Exercise brief » Reproduce all records verbatim.

Stored data:
(begin)

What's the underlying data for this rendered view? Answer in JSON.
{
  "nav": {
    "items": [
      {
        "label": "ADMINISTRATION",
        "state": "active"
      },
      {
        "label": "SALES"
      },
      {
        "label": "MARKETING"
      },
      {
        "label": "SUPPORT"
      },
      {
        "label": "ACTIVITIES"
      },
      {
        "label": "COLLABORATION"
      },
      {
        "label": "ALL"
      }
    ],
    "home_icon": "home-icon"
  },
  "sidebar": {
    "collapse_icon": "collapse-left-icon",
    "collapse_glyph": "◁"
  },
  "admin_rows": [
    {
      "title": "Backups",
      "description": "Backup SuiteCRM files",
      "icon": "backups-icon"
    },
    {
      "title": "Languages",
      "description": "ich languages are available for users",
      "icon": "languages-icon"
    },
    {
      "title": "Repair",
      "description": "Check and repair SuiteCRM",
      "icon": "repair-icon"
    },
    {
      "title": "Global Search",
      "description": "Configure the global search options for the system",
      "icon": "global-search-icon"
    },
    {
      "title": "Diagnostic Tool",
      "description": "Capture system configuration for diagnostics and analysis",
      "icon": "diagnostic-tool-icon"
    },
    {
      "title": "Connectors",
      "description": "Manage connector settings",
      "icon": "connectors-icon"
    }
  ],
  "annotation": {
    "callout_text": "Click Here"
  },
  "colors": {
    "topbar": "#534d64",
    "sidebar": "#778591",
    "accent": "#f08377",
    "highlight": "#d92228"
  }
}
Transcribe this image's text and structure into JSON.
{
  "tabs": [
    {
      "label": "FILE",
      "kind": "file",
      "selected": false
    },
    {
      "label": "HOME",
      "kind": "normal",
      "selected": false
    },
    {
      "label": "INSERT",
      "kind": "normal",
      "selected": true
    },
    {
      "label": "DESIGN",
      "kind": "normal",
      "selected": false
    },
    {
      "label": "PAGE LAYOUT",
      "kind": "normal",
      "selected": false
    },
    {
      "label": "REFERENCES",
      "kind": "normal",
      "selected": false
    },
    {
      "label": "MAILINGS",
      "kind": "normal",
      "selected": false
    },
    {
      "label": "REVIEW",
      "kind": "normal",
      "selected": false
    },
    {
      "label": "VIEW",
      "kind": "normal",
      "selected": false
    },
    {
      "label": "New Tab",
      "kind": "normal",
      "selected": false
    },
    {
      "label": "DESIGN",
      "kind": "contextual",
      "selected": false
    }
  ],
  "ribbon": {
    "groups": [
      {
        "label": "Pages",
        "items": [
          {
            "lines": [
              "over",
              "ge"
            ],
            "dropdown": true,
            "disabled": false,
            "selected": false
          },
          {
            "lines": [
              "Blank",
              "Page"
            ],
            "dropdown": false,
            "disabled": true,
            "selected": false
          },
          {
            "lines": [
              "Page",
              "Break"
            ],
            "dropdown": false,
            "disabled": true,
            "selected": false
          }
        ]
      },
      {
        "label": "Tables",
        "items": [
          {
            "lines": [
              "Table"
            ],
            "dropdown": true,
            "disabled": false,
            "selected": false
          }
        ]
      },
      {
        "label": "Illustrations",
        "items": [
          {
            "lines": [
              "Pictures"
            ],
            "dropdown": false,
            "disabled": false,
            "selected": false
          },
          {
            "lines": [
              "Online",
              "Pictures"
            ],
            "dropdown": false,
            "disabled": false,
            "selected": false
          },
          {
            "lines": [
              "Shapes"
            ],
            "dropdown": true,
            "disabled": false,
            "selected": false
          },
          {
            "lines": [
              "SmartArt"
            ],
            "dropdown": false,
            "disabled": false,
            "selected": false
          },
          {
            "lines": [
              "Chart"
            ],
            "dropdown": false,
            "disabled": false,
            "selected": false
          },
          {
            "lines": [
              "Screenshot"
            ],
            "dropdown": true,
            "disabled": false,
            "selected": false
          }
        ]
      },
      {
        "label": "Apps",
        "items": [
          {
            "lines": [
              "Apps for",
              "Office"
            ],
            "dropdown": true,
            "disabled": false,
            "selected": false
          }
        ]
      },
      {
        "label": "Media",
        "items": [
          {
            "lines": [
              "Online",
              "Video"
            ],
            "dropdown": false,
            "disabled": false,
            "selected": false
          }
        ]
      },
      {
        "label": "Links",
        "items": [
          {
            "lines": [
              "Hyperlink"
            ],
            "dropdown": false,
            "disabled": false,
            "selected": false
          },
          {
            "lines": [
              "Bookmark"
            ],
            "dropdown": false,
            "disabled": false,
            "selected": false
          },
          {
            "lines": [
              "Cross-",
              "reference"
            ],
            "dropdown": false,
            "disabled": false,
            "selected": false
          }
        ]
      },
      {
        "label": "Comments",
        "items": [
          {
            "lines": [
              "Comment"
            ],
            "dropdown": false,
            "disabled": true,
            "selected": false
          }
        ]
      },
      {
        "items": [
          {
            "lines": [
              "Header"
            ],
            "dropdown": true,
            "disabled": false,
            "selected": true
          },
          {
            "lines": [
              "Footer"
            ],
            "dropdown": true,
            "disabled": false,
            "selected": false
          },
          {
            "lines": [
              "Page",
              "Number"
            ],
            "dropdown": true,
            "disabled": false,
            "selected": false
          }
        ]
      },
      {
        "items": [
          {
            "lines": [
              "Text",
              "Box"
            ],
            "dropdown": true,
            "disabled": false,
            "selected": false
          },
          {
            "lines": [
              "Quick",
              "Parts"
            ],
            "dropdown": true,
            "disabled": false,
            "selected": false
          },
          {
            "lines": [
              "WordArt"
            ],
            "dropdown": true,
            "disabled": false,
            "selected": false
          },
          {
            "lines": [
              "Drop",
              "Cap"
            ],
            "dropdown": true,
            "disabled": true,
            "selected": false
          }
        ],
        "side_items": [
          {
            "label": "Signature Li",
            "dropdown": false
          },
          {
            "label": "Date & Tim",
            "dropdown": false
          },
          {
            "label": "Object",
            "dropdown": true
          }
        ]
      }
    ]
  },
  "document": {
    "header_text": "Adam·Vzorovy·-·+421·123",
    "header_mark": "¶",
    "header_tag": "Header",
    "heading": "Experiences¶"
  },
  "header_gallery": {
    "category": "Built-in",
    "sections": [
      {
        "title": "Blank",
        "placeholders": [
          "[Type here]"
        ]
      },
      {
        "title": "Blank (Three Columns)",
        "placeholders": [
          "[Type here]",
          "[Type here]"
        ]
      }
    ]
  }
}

(end)

The reply »
What's the underlying data for this rendered view? Answer in JSON.
{
  "nav": {
    "items": [
      {
        "label": "ADMINISTRATION",
        "state": "active"
      },
      {
        "label": "SALES"
      },
      {
        "label": "MARKETING"
      },
      {
        "label": "SUPPORT"
      },
      {
        "label": "ACTIVITIES"
      },
      {
        "label": "COLLABORATION"
      },
      {
        "label": "ALL"
      }
    ],
    "home_icon": "home-icon"
  },
  "sidebar": {
    "collapse_icon": "collapse-left-icon",
    "collapse_glyph": "◁"
  },
  "admin_rows": [
    {
      "title": "Backups",
      "description": "Backup SuiteCRM files",
      "icon": "backups-icon"
    },
    {
      "title": "Languages",
      "description": "ich languages are available for users",
      "icon": "languages-icon"
    },
    {
      "title": "Repair",
      "description": "Check and repair SuiteCRM",
      "icon": "repair-icon"
    },
    {
      "title": "Global Search",
      "description": "Configure the global search options for the system",
      "icon": "global-search-icon"
    },
    {
      "title": "Diagnostic Tool",
      "description": "Capture system configuration for diagnostics and analysis",
      "icon": "diagnostic-tool-icon"
    },
    {
      "title": "Connectors",
      "description": "Manage connector settings",
      "icon": "connectors-icon"
    }
  ],
  "annotation": {
    "callout_text": "Click Here"
  },
  "colors": {
    "topbar": "#534d64",
    "sidebar": "#778591",
    "accent": "#f08377",
    "highlight": "#d92228"
  }
}
Transcribe this image's text and structure into JSON.
{
  "tabs": [
    {
      "label": "FILE",
      "kind": "file",
      "selected": false
    },
    {
      "label": "HOME",
      "kind": "normal",
      "selected": false
    },
    {
      "label": "INSERT",
      "kind": "normal",
      "selected": true
    },
    {
      "label": "DESIGN",
      "kind": "normal",
      "selected": false
    },
    {
      "label": "PAGE LAYOUT",
      "kind": "normal",
      "selected": false
    },
    {
      "label": "REFERENCES",
      "kind": "normal",
      "selected": false
    },
    {
      "label": "MAILINGS",
      "kind": "normal",
      "selected": false
    },
    {
      "label": "REVIEW",
      "kind": "normal",
      "selected": false
    },
    {
      "label": "VIEW",
      "kind": "normal",
      "selected": false
    },
    {
      "label": "New Tab",
      "kind": "normal",
      "selected": false
    },
    {
      "label": "DESIGN",
      "kind": "contextual",
      "selected": false
    }
  ],
  "ribbon": {
    "groups": [
      {
        "label": "Pages",
        "items": [
          {
            "lines": [
              "over",
              "ge"
            ],
            "dropdown": true,
            "disabled": false,
            "selected": false
          },
          {
            "lines": [
              "Blank",
              "Page"
            ],
            "dropdown": false,
            "disabled": true,
            "selected": false
          },
          {
            "lines": [
              "Page",
              "Break"
            ],
            "dropdown": false,
            "disabled": true,
            "selected": false
          }
        ]
      },
      {
        "label": "Tables",
        "items": [
          {
            "lines": [
              "Table"
            ],
            "dropdown": true,
            "disabled": false,
            "selected": false
          }
        ]
      },
      {
        "label": "Illustrations",
        "items": [
          {
            "lines": [
              "Pictures"
            ],
            "dropdown": false,
            "disabled": false,
            "selected": false
          },
          {
            "lines": [
              "Online",
              "Pictures"
            ],
            "dropdown": false,
            "disabled": false,
            "selected": false
          },
          {
            "lines": [
              "Shapes"
            ],
            "dropdown": true,
            "disabled": false,
            "selected": false
          },
          {
            "lines": [
              "SmartArt"
            ],
            "dropdown": false,
            "disabled": false,
            "selected": false
          },
          {
            "lines": [
              "Chart"
            ],
            "dropdown": false,
            "disabled": false,
            "selected": false
          },
          {
            "lines": [
              "Screenshot"
            ],
            "dropdown": true,
            "disabled": false,
            "selected": false
          }
        ]
      },
      {
        "label": "Apps",
        "items": [
          {
            "lines": [
              "Apps for",
              "Office"
            ],
            "dropdown": true,
            "disabled": false,
            "selected": false
          }
        ]
      },
      {
        "label": "Media",
        "items": [
          {
            "lines": [
              "Online",
              "Video"
            ],
            "dropdown": false,
            "disabled": false,
            "selected": false
          }
        ]
      },
      {
        "label": "Links",
        "items": [
          {
            "lines": [
              "Hyperlink"
            ],
            "dropdown": false,
            "disabled": false,
            "selected": false
          },
          {
            "lines": [
              "Bookmark"
            ],
            "dropdown": false,
            "disabled": false,
            "selected": false
          },
          {
            "lines": [
              "Cross-",
              "reference"
            ],
            "dropdown": false,
            "disabled": false,
            "selected": false
          }
        ]
      },
      {
        "label": "Comments",
        "items": [
          {
            "lines": [
              "Comment"
            ],
            "dropdown": false,
            "disabled": true,
            "selected": false
          }
        ]
      },
      {
        "items": [
          {
            "lines": [
              "Header"
            ],
            "dropdown": true,
            "disabled": false,
            "selected": true
          },
          {
            "lines": [
              "Footer"
            ],
            "dropdown": true,
            "disabled": false,
            "selected": false
          },
          {
            "lines": [
              "Page",
              "Number"
            ],
            "dropdown": true,
            "disabled": false,
            "selected": false
          }
        ]
      },
      {
        "items": [
          {
            "lines": [
              "Text",
              "Box"
            ],
            "dropdown": true,
            "disabled": false,
            "selected": false
          },
          {
            "lines": [
              "Quick",
              "Parts"
            ],
            "dropdown": true,
            "disabled": false,
            "selected": false
          },
          {
            "lines": [
              "WordArt"
            ],
            "dropdown": true,
            "disabled": false,
            "selected": false
          },
          {
            "lines": [
              "Drop",
              "Cap"
            ],
            "dropdown": true,
            "disabled": true,
            "selected": false
          }
        ],
        "side_items": [
          {
            "label": "Signature Li",
            "dropdown": false
          },
          {
            "label": "Date & Tim",
            "dropdown": false
          },
          {
            "label": "Object",
            "dropdown": true
          }
        ]
      }
    ]
  },
  "document": {
    "header_text": "Adam·Vzorovy·-·+421·123",
    "header_mark": "¶",
    "header_tag": "Header",
    "heading": "Experiences¶"
  },
  "header_gallery": {
    "category": "Built-in",
    "sections": [
      {
        "title": "Blank",
        "placeholders": [
          "[Type here]"
        ]
      },
      {
        "title": "Blank (Three Columns)",
        "placeholders": [
          "[Type here]",
          "[Type here]"
        ]
      }
    ]
  }
}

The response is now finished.